DATA IN THIS EXERCISE —
● ● ● ● ● ● ●

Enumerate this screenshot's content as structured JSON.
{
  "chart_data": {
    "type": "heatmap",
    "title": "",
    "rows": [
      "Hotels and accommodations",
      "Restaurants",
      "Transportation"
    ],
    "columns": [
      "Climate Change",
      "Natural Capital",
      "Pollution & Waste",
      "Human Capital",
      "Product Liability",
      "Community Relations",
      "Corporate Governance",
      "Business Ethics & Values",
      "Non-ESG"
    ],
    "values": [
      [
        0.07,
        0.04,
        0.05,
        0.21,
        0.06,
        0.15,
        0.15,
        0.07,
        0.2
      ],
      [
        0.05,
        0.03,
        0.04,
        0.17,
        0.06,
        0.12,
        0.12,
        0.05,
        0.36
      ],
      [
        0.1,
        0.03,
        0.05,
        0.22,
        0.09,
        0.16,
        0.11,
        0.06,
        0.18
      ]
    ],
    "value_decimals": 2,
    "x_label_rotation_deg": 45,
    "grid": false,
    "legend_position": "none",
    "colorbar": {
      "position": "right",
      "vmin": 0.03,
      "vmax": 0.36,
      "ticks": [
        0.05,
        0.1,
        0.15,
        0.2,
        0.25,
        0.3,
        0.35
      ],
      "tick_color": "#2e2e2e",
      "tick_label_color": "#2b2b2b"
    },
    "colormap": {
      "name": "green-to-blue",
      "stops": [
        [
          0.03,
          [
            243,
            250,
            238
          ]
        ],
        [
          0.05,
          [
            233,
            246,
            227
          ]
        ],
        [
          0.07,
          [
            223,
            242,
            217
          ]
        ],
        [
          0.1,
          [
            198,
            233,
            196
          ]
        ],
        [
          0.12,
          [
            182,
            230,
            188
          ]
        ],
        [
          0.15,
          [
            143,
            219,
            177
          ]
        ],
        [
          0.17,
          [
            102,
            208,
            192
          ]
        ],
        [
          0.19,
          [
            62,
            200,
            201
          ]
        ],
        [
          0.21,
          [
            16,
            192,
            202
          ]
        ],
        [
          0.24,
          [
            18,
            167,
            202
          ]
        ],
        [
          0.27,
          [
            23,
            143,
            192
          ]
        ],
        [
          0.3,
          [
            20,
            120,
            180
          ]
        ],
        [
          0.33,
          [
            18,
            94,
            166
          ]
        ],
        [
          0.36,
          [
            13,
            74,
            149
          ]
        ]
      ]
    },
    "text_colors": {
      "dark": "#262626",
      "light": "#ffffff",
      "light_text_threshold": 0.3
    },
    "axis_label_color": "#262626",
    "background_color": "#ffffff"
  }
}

● ● ● ● ● ● ●

Pull out each line containing the word "ffffff" and copy it.

WRITTEN SOLUTION —
      "light": "#ffffff",
    "background_color": "#ffffff"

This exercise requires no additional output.